# START OF Stored records
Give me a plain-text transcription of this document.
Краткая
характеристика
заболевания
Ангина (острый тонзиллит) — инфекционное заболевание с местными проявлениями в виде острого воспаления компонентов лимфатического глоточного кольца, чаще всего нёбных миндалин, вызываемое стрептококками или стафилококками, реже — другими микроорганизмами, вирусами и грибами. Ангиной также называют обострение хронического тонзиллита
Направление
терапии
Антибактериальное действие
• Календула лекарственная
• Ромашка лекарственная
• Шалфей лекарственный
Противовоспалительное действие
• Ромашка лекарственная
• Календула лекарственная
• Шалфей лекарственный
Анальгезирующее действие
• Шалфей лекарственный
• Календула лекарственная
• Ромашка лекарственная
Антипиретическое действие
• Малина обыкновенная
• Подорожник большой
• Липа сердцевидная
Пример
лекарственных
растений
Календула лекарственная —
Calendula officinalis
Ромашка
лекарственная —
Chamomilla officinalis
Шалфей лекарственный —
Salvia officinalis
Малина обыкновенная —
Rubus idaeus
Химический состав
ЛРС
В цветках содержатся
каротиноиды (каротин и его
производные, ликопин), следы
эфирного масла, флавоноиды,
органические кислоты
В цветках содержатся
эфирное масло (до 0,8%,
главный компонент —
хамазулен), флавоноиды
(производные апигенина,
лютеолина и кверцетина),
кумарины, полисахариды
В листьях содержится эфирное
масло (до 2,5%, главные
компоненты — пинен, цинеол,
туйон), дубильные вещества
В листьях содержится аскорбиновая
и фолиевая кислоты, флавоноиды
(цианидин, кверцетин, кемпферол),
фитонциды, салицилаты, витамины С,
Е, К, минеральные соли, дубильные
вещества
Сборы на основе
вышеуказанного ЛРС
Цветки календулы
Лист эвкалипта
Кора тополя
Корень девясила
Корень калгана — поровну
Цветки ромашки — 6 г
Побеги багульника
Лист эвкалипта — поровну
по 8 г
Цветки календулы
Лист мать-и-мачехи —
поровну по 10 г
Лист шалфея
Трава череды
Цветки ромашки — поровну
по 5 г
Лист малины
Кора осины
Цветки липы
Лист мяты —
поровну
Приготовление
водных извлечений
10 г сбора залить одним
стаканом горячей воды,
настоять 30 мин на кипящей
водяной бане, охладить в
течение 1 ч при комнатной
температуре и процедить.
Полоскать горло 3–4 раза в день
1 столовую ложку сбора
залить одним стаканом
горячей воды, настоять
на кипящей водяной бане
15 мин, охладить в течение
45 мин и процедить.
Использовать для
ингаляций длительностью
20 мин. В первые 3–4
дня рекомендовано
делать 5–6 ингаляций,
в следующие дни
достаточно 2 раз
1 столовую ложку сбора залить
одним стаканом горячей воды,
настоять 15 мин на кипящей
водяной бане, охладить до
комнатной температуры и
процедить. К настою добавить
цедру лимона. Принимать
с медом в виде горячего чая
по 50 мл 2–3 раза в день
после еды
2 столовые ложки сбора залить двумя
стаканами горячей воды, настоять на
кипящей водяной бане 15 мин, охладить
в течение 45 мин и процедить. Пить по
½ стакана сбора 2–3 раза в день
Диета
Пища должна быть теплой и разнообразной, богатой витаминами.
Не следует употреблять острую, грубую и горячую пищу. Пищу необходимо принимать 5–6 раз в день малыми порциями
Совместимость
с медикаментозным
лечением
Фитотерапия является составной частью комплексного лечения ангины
# END OF Stored records
Exercise = Restate the data above word for word.

Solution for this problem =
Give me a plain-text transcription of this document.
Краткая
характеристика
заболевания
Ангина (острый тонзиллит) — инфекционное заболевание с местными проявлениями в виде острого воспаления компонентов лимфатического глоточного кольца, чаще всего нёбных миндалин, вызываемое стрептококками или стафилококками, реже — другими микроорганизмами, вирусами и грибами. Ангиной также называют обострение хронического тонзиллита
Направление
терапии
Антибактериальное действие
• Календула лекарственная
• Ромашка лекарственная
• Шалфей лекарственный
Противовоспалительное действие
• Ромашка лекарственная
• Календула лекарственная
• Шалфей лекарственный
Анальгезирующее действие
• Шалфей лекарственный
• Календула лекарственная
• Ромашка лекарственная
Антипиретическое действие
• Малина обыкновенная
• Подорожник большой
• Липа сердцевидная
Пример
лекарственных
растений
Календула лекарственная —
Calendula officinalis
Ромашка
лекарственная —
Chamomilla officinalis
Шалфей лекарственный —
Salvia officinalis
Малина обыкновенная —
Rubus idaeus
Химический состав
ЛРС
В цветках содержатся
каротиноиды (каротин и его
производные, ликопин), следы
эфирного масла, флавоноиды,
органические кислоты
В цветках содержатся
эфирное масло (до 0,8%,
главный компонент —
хамазулен), флавоноиды
(производные апигенина,
лютеолина и кверцетина),
кумарины, полисахариды
В листьях содержится эфирное
масло (до 2,5%, главные
компоненты — пинен, цинеол,
туйон), дубильные вещества
В листьях содержится аскорбиновая
и фолиевая кислоты, флавоноиды
(цианидин, кверцетин, кемпферол),
фитонциды, салицилаты, витамины С,
Е, К, минеральные соли, дубильные
вещества
Сборы на основе
вышеуказанного ЛРС
Цветки календулы
Лист эвкалипта
Кора тополя
Корень девясила
Корень калгана — поровну
Цветки ромашки — 6 г
Побеги багульника
Лист эвкалипта — поровну
по 8 г
Цветки календулы
Лист мать-и-мачехи —
поровну по 10 г
Лист шалфея
Трава череды
Цветки ромашки — поровну
по 5 г
Лист малины
Кора осины
Цветки липы
Лист мяты —
поровну
Приготовление
водных извлечений
10 г сбора залить одним
стаканом горячей воды,
настоять 30 мин на кипящей
водяной бане, охладить в
течение 1 ч при комнатной
температуре и процедить.
Полоскать горло 3–4 раза в день
1 столовую ложку сбора
залить одним стаканом
горячей воды, настоять
на кипящей водяной бане
15 мин, охладить в течение
45 мин и процедить.
Использовать для
ингаляций длительностью
20 мин. В первые 3–4
дня рекомендовано
делать 5–6 ингаляций,
в следующие дни
достаточно 2 раз
1 столовую ложку сбора залить
одним стаканом горячей воды,
настоять 15 мин на кипящей
водяной бане, охладить до
комнатной температуры и
процедить. К настою добавить
цедру лимона. Принимать
с медом в виде горячего чая
по 50 мл 2–3 раза в день
после еды
2 столовые ложки сбора залить двумя
стаканами горячей воды, настоять на
кипящей водяной бане 15 мин, охладить
в течение 45 мин и процедить. Пить по
½ стакана сбора 2–3 раза в день
Диета
Пища должна быть теплой и разнообразной, богатой витаминами.
Не следует употреблять острую, грубую и горячую пищу. Пищу необходимо принимать 5–6 раз в день малыми порциями
Совместимость
с медикаментозным
лечением
Фитотерапия является составной частью комплексного лечения ангины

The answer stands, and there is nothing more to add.